Write out all of the data exactly as it appears.

/---

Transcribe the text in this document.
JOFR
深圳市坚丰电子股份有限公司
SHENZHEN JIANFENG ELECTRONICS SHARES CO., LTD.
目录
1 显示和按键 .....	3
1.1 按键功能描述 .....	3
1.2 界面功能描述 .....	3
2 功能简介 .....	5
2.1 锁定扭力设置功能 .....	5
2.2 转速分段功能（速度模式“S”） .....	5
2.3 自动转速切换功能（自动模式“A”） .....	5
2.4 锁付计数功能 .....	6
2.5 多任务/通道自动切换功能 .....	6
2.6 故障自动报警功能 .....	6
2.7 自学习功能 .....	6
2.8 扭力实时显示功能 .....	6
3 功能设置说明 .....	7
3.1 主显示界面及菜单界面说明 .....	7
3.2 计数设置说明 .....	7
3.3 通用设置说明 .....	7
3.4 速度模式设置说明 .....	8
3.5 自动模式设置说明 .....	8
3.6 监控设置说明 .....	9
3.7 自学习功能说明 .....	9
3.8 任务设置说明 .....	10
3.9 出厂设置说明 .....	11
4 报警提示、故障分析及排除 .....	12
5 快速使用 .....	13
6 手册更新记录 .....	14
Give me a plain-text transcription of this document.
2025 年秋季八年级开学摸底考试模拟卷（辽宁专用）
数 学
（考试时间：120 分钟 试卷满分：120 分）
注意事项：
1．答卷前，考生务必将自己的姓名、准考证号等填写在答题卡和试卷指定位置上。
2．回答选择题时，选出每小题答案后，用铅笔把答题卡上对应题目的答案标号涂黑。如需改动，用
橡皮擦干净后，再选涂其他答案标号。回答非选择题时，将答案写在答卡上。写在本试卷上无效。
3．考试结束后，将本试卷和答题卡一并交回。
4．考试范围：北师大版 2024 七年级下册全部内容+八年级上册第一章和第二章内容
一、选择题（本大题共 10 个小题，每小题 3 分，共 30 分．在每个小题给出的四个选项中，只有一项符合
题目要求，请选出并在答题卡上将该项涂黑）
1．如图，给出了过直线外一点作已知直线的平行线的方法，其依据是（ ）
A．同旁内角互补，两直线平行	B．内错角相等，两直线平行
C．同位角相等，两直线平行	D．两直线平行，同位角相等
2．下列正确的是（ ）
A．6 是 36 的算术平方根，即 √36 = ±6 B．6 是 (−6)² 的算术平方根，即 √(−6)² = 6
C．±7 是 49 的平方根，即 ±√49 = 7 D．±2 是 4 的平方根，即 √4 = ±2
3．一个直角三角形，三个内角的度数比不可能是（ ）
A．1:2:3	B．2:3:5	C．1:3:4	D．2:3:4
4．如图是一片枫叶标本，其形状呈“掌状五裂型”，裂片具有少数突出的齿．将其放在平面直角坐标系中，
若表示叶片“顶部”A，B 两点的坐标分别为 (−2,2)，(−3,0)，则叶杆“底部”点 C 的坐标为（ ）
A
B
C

\---

Solution below.
Transcribe the text in this document.
JOFR
深圳市坚丰电子股份有限公司
SHENZHEN JIANFENG ELECTRONICS SHARES CO., LTD.
目录
1 显示和按键 .....	3
1.1 按键功能描述 .....	3
1.2 界面功能描述 .....	3
2 功能简介 .....	5
2.1 锁定扭力设置功能 .....	5
2.2 转速分段功能（速度模式“S”） .....	5
2.3 自动转速切换功能（自动模式“A”） .....	5
2.4 锁付计数功能 .....	6
2.5 多任务/通道自动切换功能 .....	6
2.6 故障自动报警功能 .....	6
2.7 自学习功能 .....	6
2.8 扭力实时显示功能 .....	6
3 功能设置说明 .....	7
3.1 主显示界面及菜单界面说明 .....	7
3.2 计数设置说明 .....	7
3.3 通用设置说明 .....	7
3.4 速度模式设置说明 .....	8
3.5 自动模式设置说明 .....	8
3.6 监控设置说明 .....	9
3.7 自学习功能说明 .....	9
3.8 任务设置说明 .....	10
3.9 出厂设置说明 .....	11
4 报警提示、故障分析及排除 .....	12
5 快速使用 .....	13
6 手册更新记录 .....	14
Give me a plain-text transcription of this document.
2025 年秋季八年级开学摸底考试模拟卷（辽宁专用）
数 学
（考试时间：120 分钟 试卷满分：120 分）
注意事项：
1．答卷前，考生务必将自己的姓名、准考证号等填写在答题卡和试卷指定位置上。
2．回答选择题时，选出每小题答案后，用铅笔把答题卡上对应题目的答案标号涂黑。如需改动，用
橡皮擦干净后，再选涂其他答案标号。回答非选择题时，将答案写在答卡上。写在本试卷上无效。
3．考试结束后，将本试卷和答题卡一并交回。
4．考试范围：北师大版 2024 七年级下册全部内容+八年级上册第一章和第二章内容
一、选择题（本大题共 10 个小题，每小题 3 分，共 30 分．在每个小题给出的四个选项中，只有一项符合
题目要求，请选出并在答题卡上将该项涂黑）
1．如图，给出了过直线外一点作已知直线的平行线的方法，其依据是（ ）
A．同旁内角互补，两直线平行	B．内错角相等，两直线平行
C．同位角相等，两直线平行	D．两直线平行，同位角相等
2．下列正确的是（ ）
A．6 是 36 的算术平方根，即 √36 = ±6 B．6 是 (−6)² 的算术平方根，即 √(−6)² = 6
C．±7 是 49 的平方根，即 ±√49 = 7 D．±2 是 4 的平方根，即 √4 = ±2
3．一个直角三角形，三个内角的度数比不可能是（ ）
A．1:2:3	B．2:3:5	C．1:3:4	D．2:3:4
4．如图是一片枫叶标本，其形状呈“掌状五裂型”，裂片具有少数突出的齿．将其放在平面直角坐标系中，
若表示叶片“顶部”A，B 两点的坐标分别为 (−2,2)，(−3,0)，则叶杆“底部”点 C 的坐标为（ ）
A
B
C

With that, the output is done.